### DATA FOR THIS EXERCISE:
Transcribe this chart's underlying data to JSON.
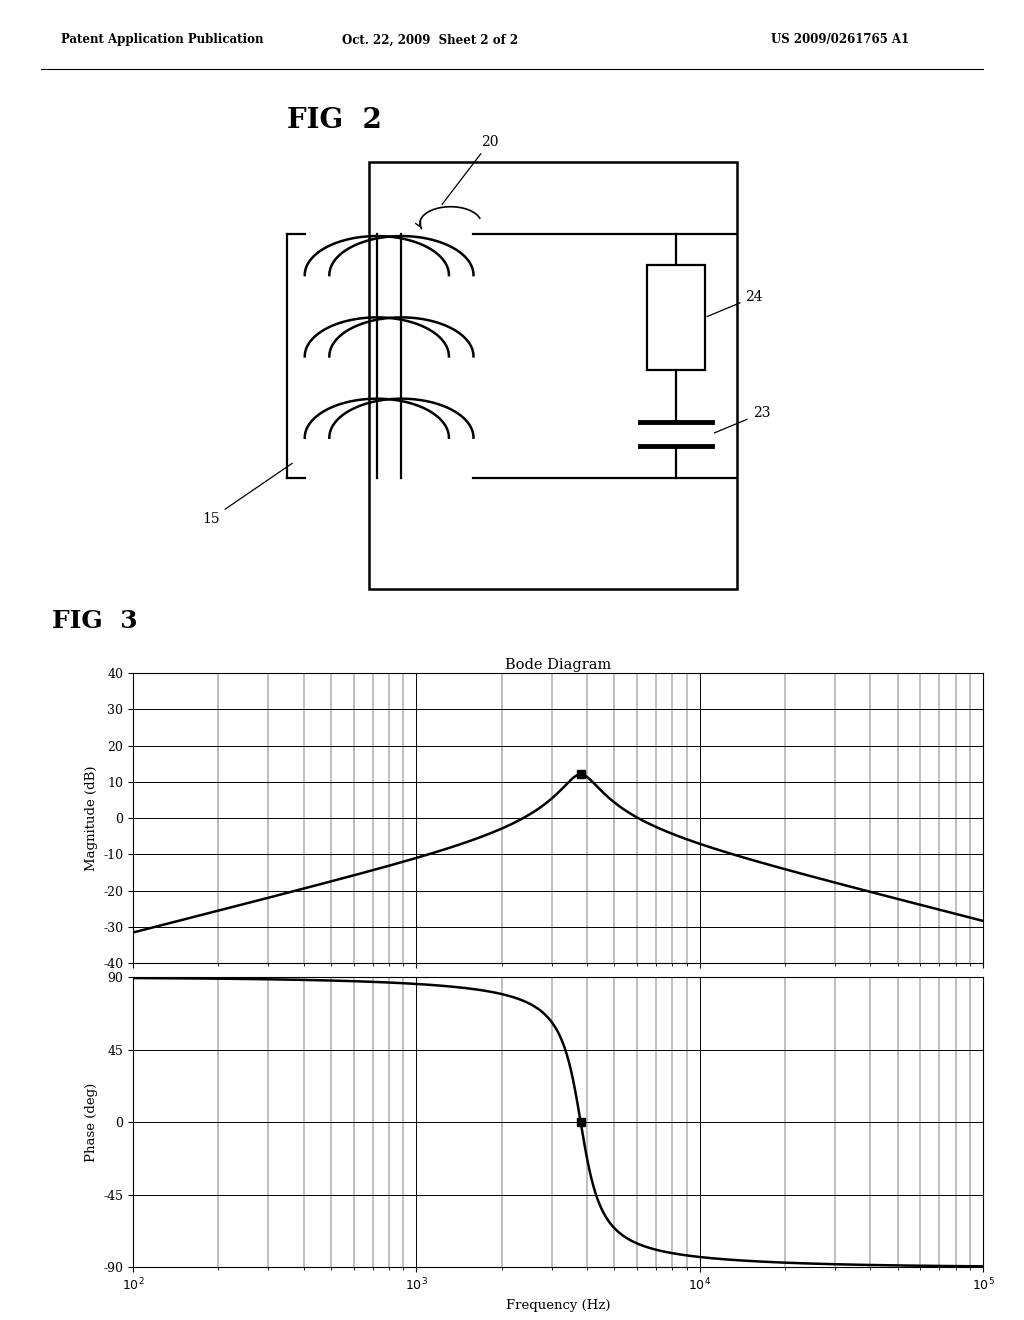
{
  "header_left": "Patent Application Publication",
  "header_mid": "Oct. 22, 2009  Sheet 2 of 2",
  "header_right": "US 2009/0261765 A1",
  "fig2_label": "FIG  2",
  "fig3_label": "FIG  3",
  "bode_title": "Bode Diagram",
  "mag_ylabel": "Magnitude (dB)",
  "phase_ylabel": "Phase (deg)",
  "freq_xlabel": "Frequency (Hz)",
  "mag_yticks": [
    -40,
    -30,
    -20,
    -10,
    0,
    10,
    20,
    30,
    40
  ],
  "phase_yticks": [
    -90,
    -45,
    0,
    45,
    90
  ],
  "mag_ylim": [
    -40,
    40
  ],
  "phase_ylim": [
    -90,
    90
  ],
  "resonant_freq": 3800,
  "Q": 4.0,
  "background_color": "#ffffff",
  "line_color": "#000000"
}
---
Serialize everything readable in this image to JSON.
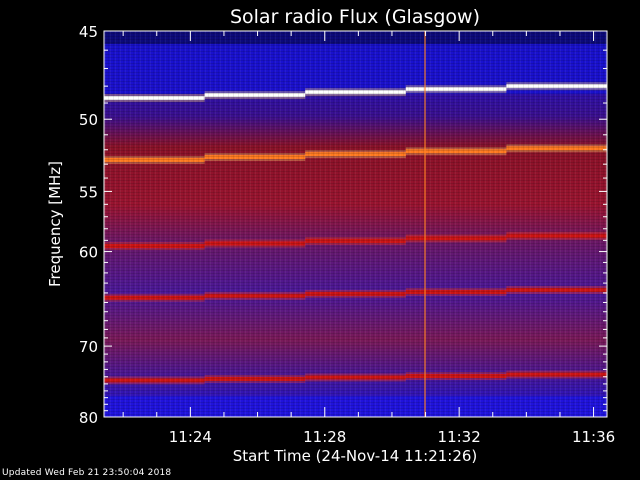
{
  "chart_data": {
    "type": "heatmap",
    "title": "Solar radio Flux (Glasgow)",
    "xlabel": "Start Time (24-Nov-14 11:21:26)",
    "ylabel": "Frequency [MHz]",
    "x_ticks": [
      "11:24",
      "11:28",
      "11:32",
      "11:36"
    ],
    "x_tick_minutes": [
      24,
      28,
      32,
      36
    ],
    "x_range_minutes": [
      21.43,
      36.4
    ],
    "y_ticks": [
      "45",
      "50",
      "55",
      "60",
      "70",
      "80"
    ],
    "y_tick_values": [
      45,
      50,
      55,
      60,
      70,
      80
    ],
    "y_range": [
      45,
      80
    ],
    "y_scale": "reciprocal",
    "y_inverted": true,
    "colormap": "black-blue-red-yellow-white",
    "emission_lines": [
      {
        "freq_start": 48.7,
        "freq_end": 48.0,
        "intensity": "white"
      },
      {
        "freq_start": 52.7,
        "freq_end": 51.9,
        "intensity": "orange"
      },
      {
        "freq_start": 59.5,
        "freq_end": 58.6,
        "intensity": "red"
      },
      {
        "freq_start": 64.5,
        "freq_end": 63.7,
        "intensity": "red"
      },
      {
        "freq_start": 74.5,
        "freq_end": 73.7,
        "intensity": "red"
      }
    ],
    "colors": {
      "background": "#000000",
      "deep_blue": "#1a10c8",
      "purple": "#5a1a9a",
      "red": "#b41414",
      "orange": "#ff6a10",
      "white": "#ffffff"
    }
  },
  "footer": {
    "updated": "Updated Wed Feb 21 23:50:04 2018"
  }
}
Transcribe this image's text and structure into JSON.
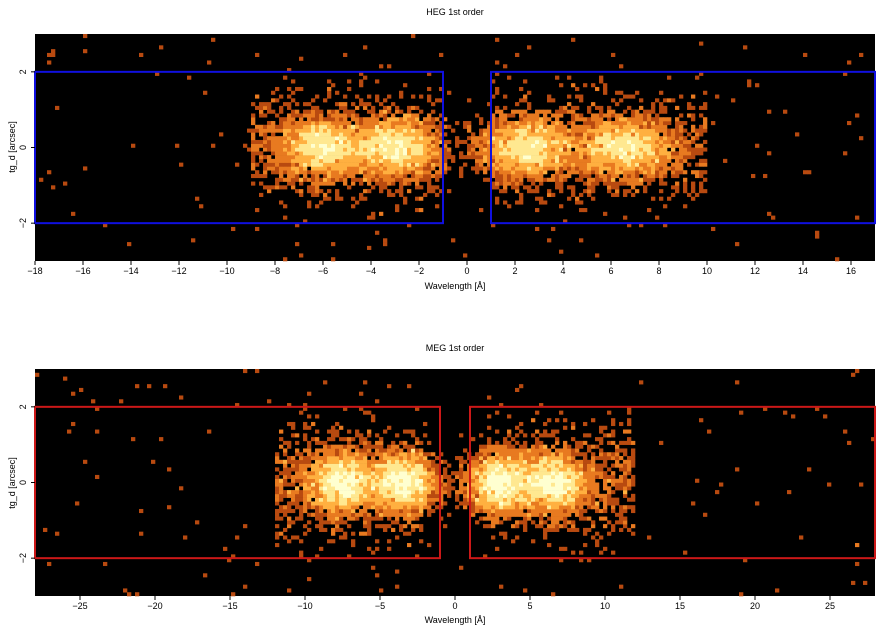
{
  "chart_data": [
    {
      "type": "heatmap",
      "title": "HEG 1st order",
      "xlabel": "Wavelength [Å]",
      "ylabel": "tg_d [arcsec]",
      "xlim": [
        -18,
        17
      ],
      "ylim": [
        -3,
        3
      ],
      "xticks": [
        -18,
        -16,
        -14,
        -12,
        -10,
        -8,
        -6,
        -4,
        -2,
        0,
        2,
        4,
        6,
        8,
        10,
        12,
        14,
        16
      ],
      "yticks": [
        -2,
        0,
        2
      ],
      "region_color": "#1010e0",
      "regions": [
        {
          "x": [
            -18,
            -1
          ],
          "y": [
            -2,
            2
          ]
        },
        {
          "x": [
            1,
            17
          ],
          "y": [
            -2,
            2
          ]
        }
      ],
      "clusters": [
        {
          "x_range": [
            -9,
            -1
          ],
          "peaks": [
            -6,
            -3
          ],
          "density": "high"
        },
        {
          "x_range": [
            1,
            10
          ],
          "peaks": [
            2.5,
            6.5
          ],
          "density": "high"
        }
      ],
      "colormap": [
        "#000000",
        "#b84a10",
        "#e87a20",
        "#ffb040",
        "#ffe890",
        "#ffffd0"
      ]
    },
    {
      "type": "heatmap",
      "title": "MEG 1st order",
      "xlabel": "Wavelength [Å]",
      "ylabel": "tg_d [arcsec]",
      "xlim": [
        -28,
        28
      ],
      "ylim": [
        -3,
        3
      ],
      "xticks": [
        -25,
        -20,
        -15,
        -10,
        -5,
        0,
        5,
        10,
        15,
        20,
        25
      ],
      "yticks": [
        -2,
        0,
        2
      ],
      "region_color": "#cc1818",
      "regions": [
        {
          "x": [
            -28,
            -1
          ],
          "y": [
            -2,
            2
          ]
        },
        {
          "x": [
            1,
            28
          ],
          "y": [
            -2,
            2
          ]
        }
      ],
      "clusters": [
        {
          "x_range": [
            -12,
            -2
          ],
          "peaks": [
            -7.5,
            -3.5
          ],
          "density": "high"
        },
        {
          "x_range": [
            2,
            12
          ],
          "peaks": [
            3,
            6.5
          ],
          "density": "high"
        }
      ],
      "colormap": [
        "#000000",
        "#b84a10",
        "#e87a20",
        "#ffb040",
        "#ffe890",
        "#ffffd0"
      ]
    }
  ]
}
* * *
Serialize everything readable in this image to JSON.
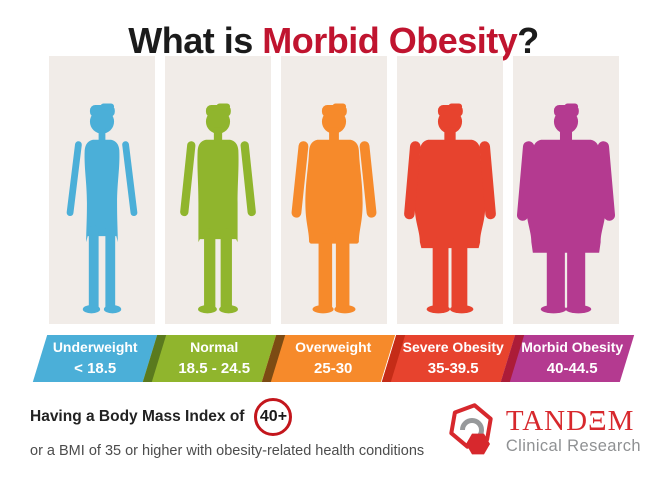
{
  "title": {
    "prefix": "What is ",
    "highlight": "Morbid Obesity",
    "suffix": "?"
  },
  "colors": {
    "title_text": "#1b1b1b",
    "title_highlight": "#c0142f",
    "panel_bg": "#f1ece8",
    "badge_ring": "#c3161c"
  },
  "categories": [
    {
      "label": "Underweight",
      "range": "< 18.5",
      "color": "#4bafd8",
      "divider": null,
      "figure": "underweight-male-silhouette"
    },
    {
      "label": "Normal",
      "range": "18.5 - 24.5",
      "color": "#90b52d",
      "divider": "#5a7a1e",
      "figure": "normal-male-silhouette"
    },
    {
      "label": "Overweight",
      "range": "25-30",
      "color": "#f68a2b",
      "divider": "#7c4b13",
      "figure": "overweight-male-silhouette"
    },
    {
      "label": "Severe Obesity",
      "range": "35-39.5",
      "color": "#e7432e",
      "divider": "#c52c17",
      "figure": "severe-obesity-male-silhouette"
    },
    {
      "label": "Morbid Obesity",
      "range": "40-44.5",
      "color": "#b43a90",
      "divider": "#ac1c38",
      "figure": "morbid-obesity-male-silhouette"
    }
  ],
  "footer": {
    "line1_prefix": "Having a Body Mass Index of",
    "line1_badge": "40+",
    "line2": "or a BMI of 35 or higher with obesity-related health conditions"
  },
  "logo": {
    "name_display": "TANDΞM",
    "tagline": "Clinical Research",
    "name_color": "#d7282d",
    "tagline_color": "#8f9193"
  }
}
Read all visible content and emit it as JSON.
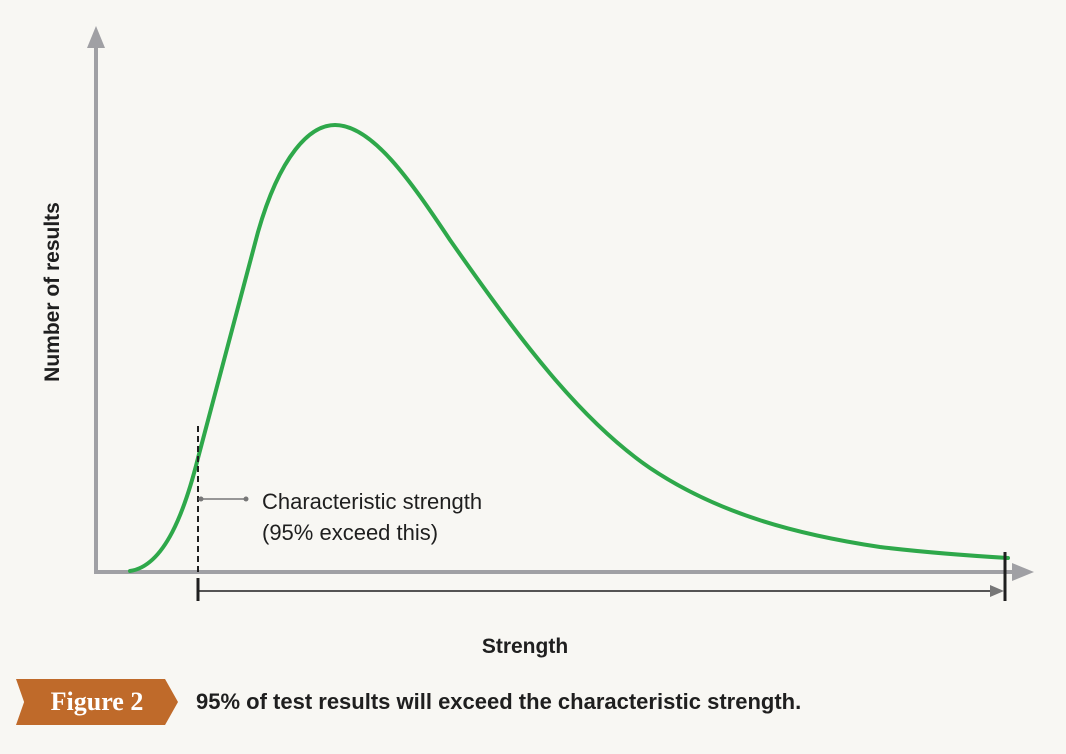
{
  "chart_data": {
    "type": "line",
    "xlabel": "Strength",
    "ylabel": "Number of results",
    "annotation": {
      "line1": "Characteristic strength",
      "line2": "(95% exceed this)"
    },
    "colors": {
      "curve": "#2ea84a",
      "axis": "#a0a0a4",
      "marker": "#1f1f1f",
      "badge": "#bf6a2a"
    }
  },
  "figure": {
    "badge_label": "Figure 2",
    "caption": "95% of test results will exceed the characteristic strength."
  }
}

### DIRECTION:
Count every line in the data where the string "results" occurs. Give nothing except the number.

### REPLY:
2